- What you need to do:
Locate and copy all lines bearing the word "this".

- Recorded information:
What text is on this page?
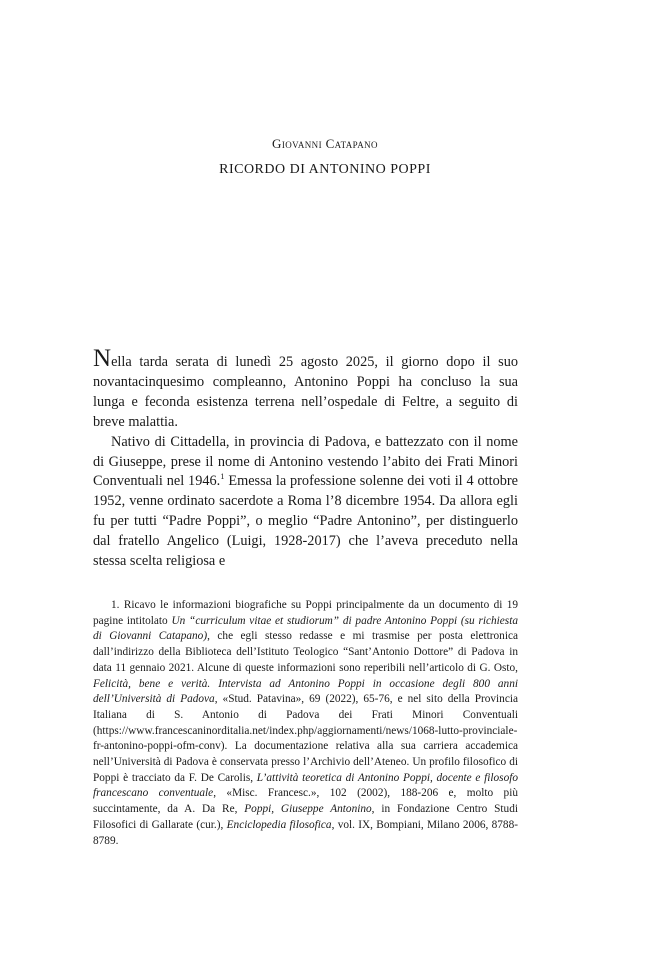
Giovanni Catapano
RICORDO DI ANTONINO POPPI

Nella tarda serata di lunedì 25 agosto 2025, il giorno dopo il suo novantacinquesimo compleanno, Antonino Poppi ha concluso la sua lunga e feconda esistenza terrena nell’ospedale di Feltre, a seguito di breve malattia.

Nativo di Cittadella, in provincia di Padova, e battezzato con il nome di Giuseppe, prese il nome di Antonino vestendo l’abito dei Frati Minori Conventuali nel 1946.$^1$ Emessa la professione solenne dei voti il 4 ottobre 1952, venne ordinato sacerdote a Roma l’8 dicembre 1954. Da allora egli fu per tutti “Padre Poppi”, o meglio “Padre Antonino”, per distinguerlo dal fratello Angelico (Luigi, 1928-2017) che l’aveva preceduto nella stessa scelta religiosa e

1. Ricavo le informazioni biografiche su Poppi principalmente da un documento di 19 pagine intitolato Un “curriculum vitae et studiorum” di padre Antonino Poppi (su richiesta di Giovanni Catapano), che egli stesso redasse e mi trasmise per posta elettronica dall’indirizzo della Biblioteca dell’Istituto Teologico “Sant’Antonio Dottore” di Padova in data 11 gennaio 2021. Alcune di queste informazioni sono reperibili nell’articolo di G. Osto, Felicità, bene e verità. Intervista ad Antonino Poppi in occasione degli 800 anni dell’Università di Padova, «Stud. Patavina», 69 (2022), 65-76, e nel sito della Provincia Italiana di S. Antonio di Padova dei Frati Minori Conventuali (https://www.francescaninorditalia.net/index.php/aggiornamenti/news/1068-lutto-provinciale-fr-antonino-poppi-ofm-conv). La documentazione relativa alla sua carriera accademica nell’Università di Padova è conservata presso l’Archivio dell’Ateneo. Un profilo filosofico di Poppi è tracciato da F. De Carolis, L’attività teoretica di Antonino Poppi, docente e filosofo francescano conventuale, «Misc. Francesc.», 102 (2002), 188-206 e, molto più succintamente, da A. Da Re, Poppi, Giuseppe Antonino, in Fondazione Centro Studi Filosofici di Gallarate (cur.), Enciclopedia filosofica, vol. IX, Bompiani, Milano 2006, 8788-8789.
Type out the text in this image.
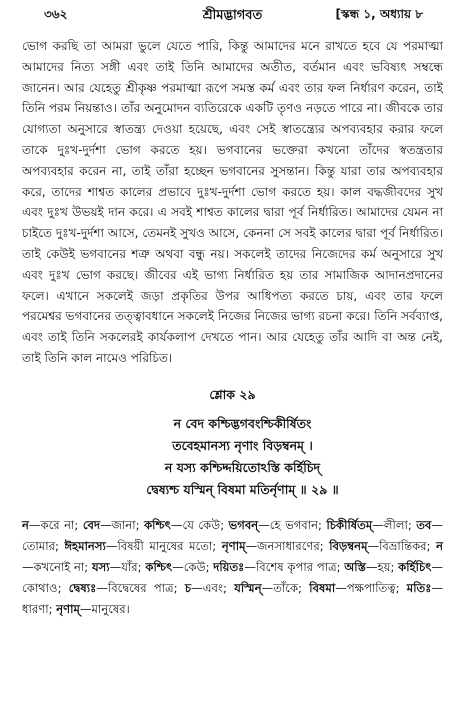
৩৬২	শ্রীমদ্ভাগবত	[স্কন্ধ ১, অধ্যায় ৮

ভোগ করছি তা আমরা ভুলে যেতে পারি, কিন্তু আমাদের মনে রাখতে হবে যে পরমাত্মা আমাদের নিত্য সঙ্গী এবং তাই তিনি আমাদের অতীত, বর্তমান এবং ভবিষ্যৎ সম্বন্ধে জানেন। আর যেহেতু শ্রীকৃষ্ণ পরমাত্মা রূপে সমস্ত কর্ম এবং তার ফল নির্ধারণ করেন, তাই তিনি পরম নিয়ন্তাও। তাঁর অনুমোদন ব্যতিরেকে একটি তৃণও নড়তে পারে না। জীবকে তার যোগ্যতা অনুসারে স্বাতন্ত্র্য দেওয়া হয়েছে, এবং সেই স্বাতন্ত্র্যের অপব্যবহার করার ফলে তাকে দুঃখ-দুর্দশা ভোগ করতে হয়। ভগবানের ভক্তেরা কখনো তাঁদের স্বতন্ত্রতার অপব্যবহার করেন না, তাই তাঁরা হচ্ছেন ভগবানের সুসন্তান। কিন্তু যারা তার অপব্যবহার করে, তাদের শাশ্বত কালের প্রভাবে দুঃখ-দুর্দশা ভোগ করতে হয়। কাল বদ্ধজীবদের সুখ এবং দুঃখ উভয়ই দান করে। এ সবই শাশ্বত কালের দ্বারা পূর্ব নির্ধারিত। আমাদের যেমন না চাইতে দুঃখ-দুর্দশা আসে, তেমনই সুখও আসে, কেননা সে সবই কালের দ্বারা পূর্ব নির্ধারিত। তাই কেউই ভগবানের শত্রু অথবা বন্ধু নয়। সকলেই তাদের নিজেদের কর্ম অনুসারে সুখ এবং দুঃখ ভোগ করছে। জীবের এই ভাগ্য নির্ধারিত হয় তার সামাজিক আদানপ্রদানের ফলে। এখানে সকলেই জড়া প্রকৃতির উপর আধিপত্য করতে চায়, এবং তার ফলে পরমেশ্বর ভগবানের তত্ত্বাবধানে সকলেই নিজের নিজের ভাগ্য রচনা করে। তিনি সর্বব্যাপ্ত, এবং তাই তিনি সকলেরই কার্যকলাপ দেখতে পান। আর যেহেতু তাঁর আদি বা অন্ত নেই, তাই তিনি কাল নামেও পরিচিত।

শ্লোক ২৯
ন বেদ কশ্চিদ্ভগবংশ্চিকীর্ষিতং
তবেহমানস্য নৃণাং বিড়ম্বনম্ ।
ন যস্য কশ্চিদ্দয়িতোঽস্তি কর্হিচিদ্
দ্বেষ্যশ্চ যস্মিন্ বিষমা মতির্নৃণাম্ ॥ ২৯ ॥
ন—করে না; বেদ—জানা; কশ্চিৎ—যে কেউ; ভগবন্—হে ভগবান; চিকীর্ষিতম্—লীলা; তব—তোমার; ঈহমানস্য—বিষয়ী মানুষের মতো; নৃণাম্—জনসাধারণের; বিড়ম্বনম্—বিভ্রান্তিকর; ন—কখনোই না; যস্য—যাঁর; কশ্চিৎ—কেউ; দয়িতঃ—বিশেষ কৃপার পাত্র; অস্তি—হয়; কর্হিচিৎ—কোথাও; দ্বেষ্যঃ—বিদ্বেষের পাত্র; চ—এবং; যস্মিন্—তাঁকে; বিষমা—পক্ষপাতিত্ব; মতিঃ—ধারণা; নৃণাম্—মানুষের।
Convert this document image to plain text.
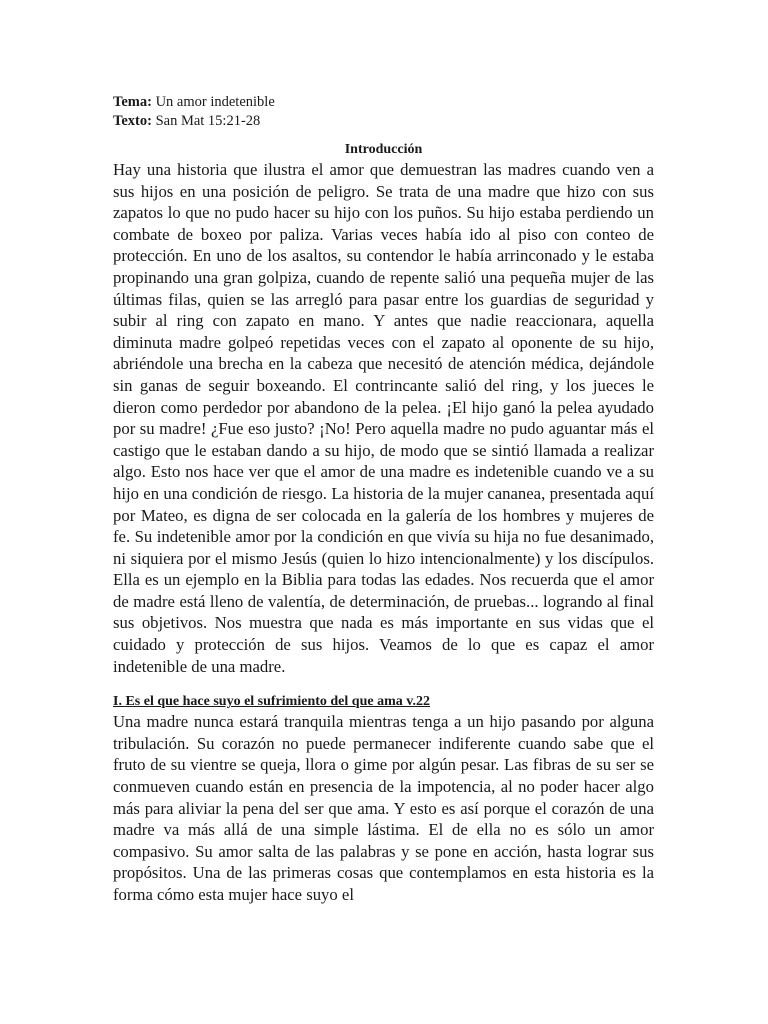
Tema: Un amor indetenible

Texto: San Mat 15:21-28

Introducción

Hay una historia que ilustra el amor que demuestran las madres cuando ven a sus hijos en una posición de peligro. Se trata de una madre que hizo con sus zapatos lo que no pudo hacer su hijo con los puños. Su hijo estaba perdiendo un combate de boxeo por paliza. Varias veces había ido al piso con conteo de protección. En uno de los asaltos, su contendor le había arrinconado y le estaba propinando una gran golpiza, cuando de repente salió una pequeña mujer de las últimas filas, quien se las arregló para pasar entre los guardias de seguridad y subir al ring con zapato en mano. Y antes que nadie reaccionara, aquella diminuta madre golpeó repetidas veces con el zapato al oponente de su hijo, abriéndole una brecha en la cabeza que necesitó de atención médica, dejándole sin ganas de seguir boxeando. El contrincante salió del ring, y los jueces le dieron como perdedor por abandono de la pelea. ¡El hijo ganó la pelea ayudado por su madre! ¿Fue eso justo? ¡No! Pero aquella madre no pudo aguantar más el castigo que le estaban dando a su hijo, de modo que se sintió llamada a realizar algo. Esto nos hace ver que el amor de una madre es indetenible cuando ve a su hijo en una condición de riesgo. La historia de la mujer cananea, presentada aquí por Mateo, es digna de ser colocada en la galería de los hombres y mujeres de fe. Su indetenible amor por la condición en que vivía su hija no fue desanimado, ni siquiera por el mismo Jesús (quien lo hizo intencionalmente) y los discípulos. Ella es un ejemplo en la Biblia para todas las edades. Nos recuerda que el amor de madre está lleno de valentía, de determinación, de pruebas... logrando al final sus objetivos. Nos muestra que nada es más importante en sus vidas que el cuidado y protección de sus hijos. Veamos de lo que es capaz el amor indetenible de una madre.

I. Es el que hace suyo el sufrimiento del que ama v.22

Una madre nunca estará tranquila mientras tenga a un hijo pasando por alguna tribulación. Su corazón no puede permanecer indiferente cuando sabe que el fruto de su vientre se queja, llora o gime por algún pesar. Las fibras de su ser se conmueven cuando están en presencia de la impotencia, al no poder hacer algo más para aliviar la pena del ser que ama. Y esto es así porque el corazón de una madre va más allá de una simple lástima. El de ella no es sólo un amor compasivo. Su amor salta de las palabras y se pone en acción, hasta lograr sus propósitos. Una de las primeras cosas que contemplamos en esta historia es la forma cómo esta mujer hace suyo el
==
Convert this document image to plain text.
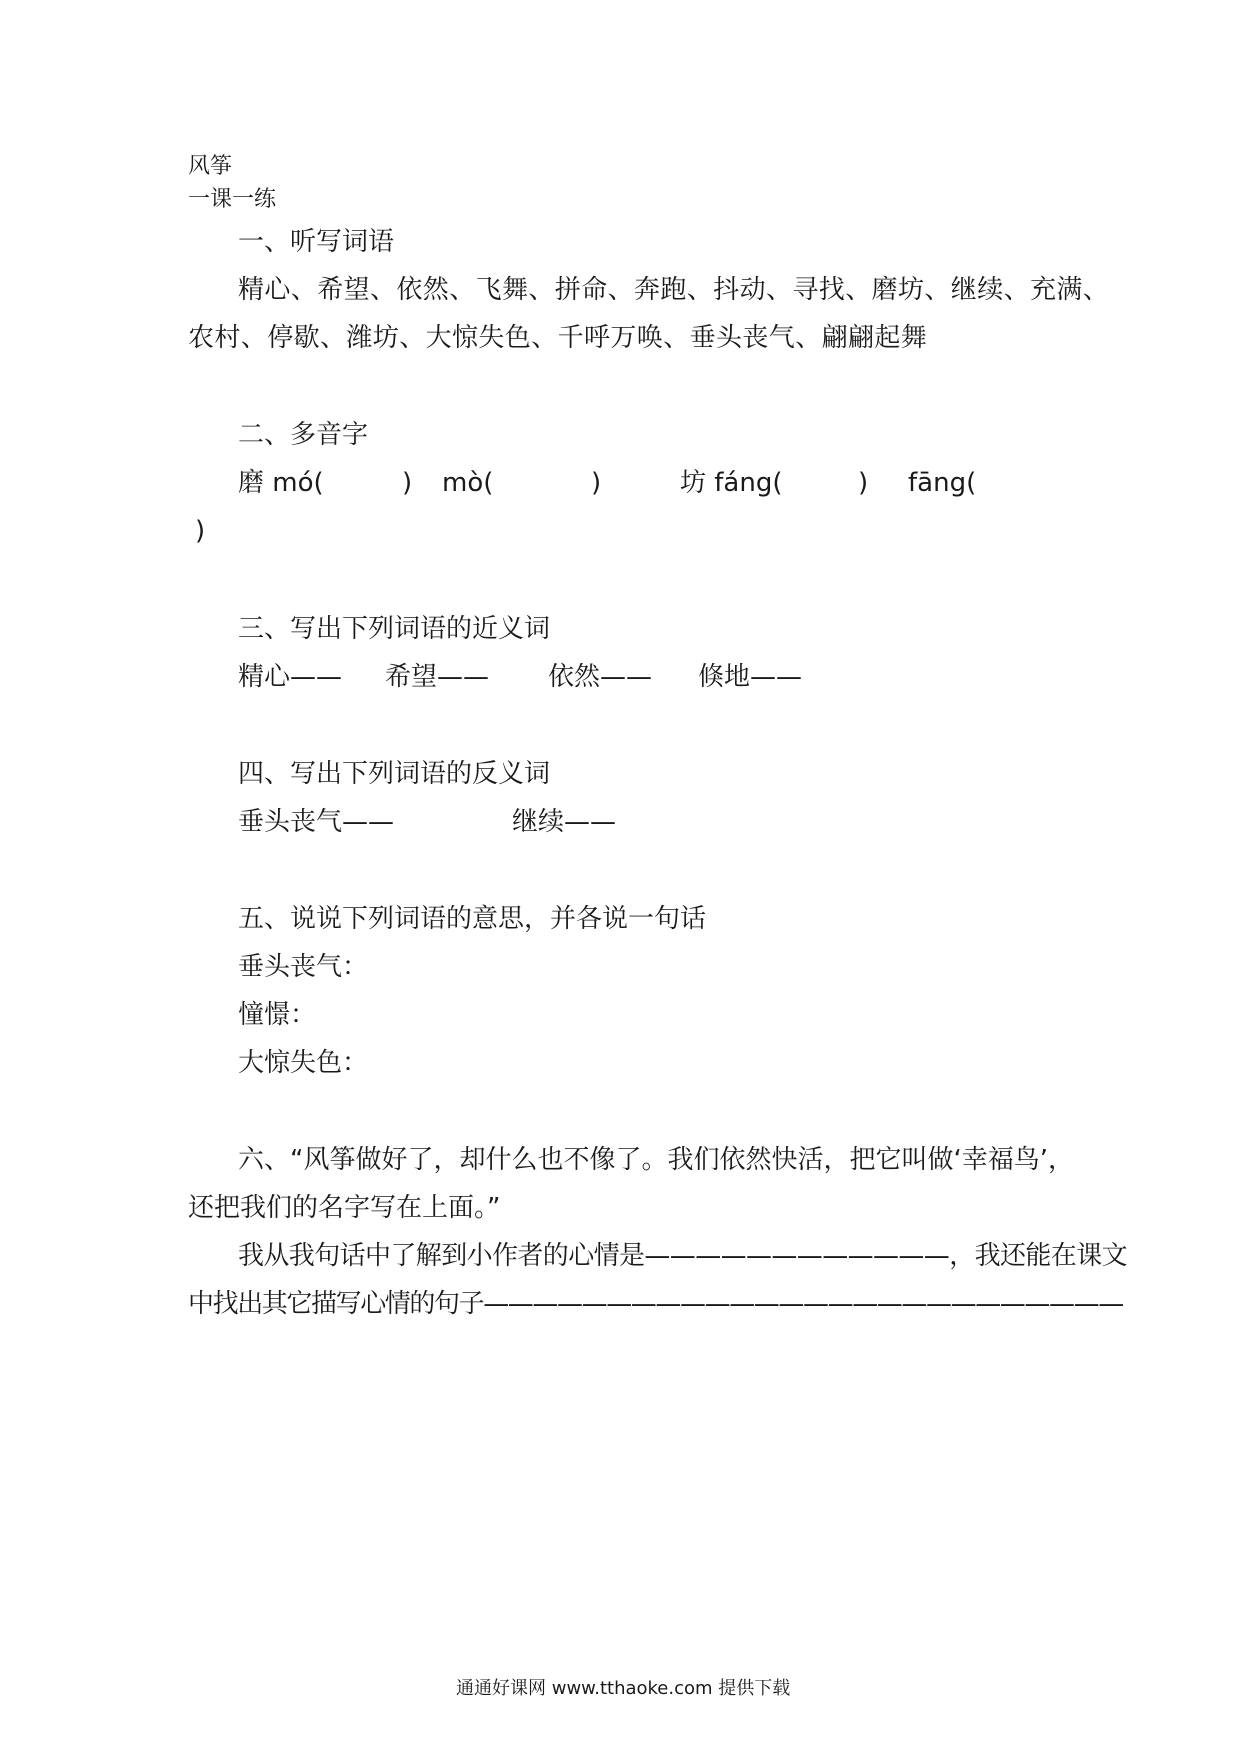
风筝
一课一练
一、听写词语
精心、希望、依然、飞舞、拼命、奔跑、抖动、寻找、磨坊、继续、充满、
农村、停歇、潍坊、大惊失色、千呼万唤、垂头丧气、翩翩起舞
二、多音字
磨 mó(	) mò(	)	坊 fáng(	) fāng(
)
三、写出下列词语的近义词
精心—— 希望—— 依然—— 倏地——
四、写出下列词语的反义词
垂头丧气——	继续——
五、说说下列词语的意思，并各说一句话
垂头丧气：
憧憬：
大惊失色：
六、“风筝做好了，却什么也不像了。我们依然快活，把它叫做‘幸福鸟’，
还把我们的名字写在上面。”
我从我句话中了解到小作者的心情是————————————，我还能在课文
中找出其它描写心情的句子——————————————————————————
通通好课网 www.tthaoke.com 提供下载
...
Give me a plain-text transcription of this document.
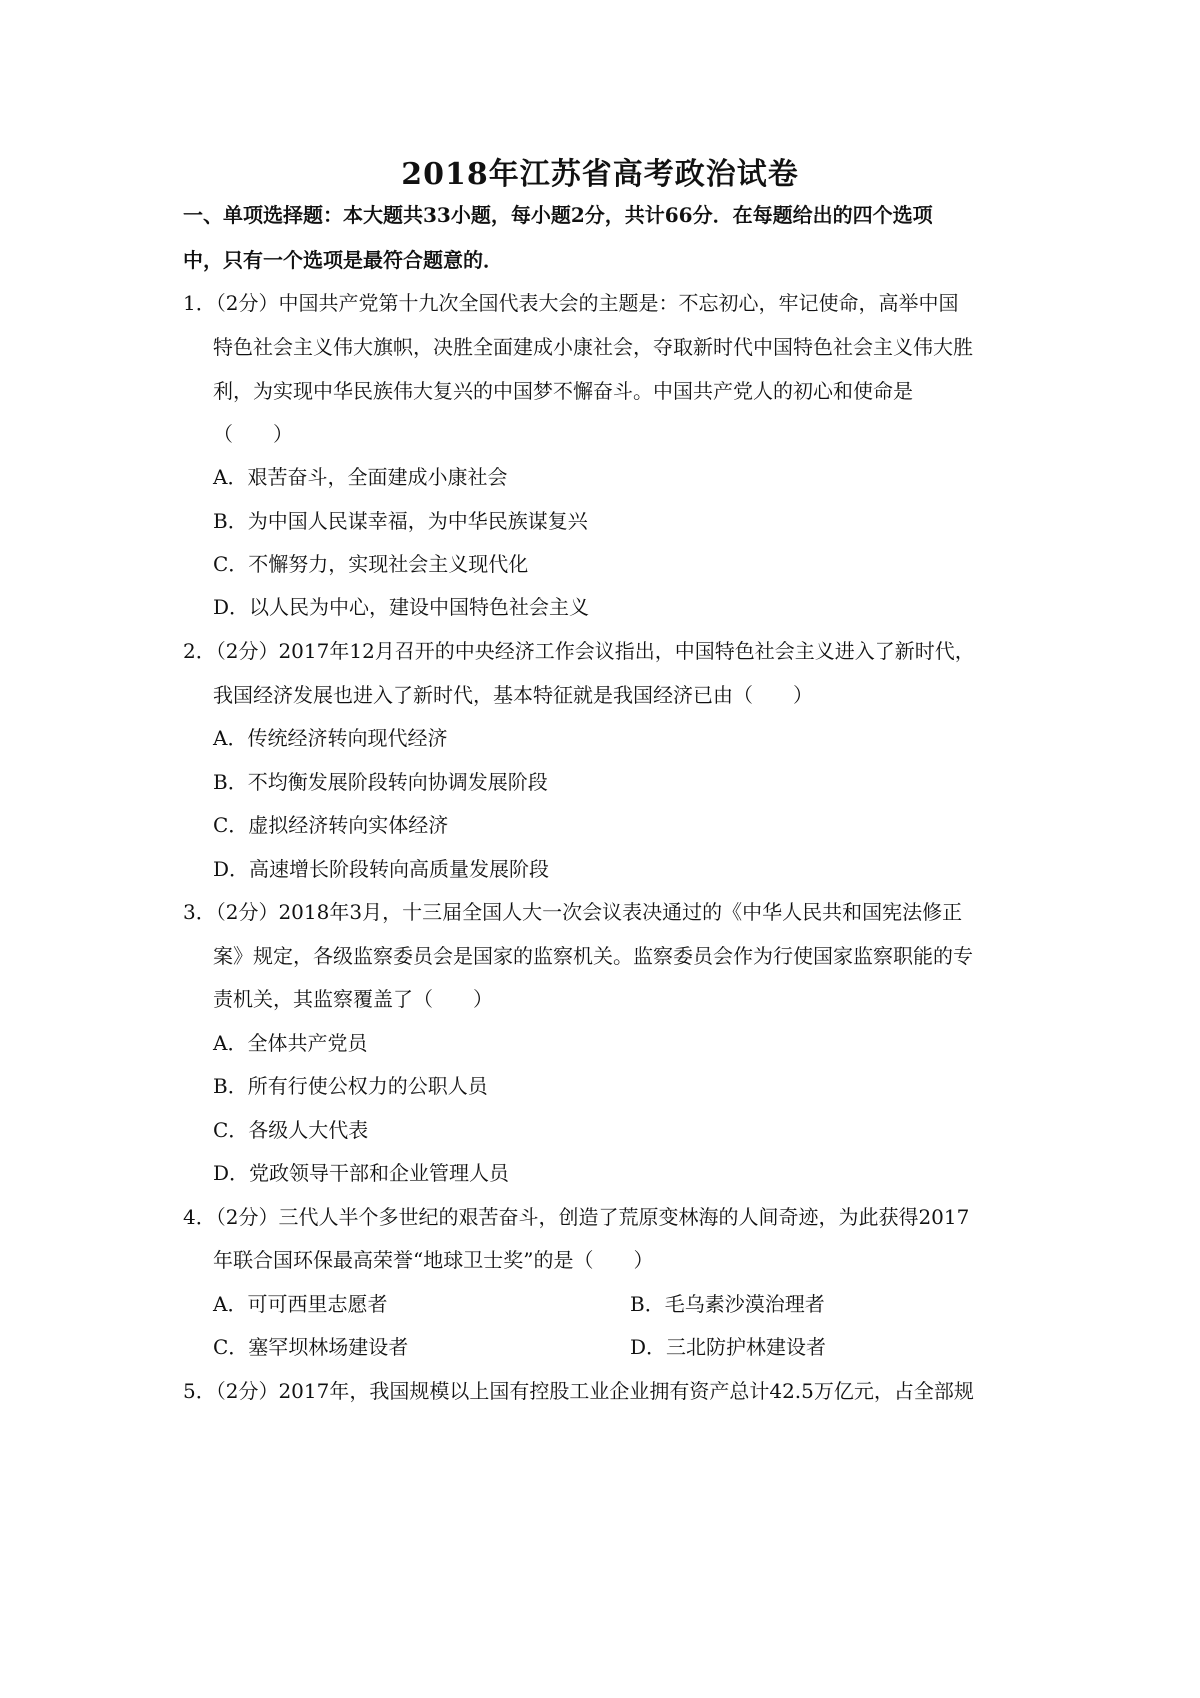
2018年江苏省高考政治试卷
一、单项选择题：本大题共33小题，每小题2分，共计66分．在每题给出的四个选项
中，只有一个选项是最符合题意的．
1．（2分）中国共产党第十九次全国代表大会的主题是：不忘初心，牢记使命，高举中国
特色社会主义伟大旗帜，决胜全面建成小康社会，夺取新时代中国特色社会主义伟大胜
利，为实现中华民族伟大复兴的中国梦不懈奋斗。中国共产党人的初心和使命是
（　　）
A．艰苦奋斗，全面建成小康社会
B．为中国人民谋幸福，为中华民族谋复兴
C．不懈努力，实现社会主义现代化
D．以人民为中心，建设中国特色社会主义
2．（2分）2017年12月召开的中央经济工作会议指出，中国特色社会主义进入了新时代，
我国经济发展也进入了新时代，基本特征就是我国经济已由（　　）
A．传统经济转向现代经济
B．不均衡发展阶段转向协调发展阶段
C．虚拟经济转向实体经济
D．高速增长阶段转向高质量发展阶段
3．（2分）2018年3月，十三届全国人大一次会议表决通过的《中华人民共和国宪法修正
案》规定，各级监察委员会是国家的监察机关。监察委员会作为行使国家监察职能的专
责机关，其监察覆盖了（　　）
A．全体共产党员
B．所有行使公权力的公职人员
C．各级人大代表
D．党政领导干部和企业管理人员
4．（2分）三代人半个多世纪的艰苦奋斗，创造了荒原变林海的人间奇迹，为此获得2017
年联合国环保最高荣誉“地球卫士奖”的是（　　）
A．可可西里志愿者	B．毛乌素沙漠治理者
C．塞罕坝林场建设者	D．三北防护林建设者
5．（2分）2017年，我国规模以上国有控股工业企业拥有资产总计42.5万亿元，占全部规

- Task output:
What text is on this page?
Type out the text in this image.
Convert this document image to plain text.
Convert this document image to plain text.
Give me a plain-text transcription of this document.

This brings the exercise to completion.